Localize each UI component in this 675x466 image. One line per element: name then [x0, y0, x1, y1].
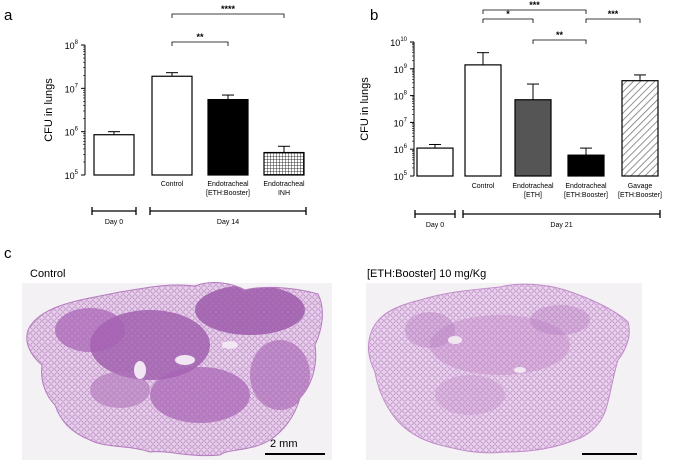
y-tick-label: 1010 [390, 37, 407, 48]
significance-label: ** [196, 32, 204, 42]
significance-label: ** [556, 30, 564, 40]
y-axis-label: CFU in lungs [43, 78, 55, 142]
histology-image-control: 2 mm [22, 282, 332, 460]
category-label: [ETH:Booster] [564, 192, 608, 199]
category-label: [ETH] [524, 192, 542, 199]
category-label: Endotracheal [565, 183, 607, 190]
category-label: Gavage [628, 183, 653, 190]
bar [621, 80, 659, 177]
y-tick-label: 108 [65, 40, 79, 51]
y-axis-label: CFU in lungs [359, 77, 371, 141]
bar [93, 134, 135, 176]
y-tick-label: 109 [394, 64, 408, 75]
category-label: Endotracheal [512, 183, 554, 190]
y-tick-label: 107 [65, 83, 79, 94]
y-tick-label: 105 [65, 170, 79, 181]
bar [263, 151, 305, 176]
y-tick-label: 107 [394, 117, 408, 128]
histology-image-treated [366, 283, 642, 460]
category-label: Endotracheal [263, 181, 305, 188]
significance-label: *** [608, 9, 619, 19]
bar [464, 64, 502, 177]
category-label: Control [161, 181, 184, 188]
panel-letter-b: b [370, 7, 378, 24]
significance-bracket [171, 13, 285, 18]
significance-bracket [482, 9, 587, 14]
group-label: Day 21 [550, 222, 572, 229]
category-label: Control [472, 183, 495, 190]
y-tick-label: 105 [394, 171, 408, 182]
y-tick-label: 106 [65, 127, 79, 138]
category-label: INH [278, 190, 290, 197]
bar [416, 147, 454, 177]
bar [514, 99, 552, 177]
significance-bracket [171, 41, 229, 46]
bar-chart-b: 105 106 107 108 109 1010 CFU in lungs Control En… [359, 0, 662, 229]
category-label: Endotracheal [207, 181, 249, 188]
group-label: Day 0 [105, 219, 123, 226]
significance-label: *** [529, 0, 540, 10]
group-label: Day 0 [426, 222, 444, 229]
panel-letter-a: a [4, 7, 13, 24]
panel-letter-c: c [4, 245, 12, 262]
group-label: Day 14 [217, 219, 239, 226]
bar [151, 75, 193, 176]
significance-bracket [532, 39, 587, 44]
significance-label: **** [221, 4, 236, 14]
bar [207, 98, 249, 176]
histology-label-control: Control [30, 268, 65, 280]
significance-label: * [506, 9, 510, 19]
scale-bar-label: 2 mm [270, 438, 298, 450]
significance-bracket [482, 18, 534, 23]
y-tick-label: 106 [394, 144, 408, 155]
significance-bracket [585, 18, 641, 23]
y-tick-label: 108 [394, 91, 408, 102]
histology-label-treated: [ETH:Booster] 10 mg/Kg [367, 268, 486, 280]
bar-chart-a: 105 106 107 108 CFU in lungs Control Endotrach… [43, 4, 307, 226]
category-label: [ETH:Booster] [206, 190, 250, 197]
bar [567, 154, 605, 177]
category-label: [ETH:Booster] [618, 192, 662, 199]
■ ■ ■ ■
**AUFGABENSTELLUNG**
Gib sämtliche Einträge erneut wieder und tausche dabei "Gavage" gegen "Schlundsonde" aus, ohne sonst etwas zu ändern. Die Bilder gehören nicht in die Antwort.

**LÖSUNG**
Localize each UI component in this 675x466 image. One line per element: name then [x0, y0, x1, y1].
y-tick-label: 1010 [390, 37, 407, 48]
significance-label: ** [196, 32, 204, 42]
significance-label: ** [556, 30, 564, 40]
y-axis-label: CFU in lungs [43, 78, 55, 142]
histology-image-control: 2 mm [22, 282, 332, 460]
category-label: [ETH:Booster] [564, 192, 608, 199]
category-label: [ETH] [524, 192, 542, 199]
category-label: Endotracheal [565, 183, 607, 190]
category-label: Schlundsonde [628, 183, 653, 190]
bar [621, 80, 659, 177]
y-tick-label: 108 [65, 40, 79, 51]
y-axis-label: CFU in lungs [359, 77, 371, 141]
bar [93, 134, 135, 176]
y-tick-label: 109 [394, 64, 408, 75]
category-label: Endotracheal [512, 183, 554, 190]
y-tick-label: 107 [65, 83, 79, 94]
y-tick-label: 105 [65, 170, 79, 181]
bar [263, 151, 305, 176]
y-tick-label: 107 [394, 117, 408, 128]
histology-image-treated [366, 283, 642, 460]
category-label: Endotracheal [263, 181, 305, 188]
significance-label: *** [608, 9, 619, 19]
bar [464, 64, 502, 177]
category-label: Control [161, 181, 184, 188]
panel-letter-b: b [370, 7, 378, 24]
significance-bracket [171, 13, 285, 18]
significance-bracket [482, 9, 587, 14]
group-label: Day 21 [550, 222, 572, 229]
category-label: Control [472, 183, 495, 190]
y-tick-label: 105 [394, 171, 408, 182]
y-tick-label: 106 [65, 127, 79, 138]
category-label: INH [278, 190, 290, 197]
bar [416, 147, 454, 177]
bar [514, 99, 552, 177]
significance-bracket [171, 41, 229, 46]
bar-chart-b: 105 106 107 108 109 1010 CFU in lungs Control En… [359, 0, 662, 229]
category-label: Endotracheal [207, 181, 249, 188]
group-label: Day 0 [105, 219, 123, 226]
significance-label: *** [529, 0, 540, 10]
group-label: Day 0 [426, 222, 444, 229]
panel-letter-a: a [4, 7, 13, 24]
panel-letter-c: c [4, 245, 12, 262]
group-label: Day 14 [217, 219, 239, 226]
bar [151, 75, 193, 176]
significance-bracket [532, 39, 587, 44]
significance-label: **** [221, 4, 236, 14]
bar [207, 98, 249, 176]
histology-label-control: Control [30, 268, 65, 280]
significance-label: * [506, 9, 510, 19]
scale-bar-label: 2 mm [270, 438, 298, 450]
significance-bracket [482, 18, 534, 23]
y-tick-label: 106 [394, 144, 408, 155]
significance-bracket [585, 18, 641, 23]
y-tick-label: 108 [394, 91, 408, 102]
histology-label-treated: [ETH:Booster] 10 mg/Kg [367, 268, 486, 280]
bar-chart-a: 105 106 107 108 CFU in lungs Control Endotrach… [43, 4, 307, 226]
category-label: [ETH:Booster] [206, 190, 250, 197]
bar [567, 154, 605, 177]
category-label: [ETH:Booster] [618, 192, 662, 199]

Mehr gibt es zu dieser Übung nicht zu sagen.